[Items from a dataset]
## Start

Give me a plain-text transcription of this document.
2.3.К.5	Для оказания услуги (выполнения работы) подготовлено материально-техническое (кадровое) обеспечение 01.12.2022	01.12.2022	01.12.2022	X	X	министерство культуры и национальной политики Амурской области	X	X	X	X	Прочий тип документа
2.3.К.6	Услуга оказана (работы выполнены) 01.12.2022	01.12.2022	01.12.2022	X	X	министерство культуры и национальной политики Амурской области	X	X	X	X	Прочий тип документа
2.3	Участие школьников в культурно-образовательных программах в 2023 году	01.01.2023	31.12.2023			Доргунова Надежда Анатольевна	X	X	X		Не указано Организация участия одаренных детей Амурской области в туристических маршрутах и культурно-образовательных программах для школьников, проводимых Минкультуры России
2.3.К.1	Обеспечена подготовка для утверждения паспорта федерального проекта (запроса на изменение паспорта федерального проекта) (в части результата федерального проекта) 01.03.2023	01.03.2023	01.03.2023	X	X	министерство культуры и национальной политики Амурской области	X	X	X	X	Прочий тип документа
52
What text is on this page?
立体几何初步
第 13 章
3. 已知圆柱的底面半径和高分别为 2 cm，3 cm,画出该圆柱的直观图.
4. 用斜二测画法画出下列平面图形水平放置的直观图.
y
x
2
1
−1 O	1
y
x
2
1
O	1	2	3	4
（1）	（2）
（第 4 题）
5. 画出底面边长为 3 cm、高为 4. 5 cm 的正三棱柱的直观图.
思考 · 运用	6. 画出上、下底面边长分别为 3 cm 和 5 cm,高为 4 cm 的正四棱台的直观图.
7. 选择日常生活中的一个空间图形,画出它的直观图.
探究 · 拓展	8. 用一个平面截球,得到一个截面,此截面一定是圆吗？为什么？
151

## End

Across the entries above, how many lines contain "text"? Provide only the count.

Complete response >> 2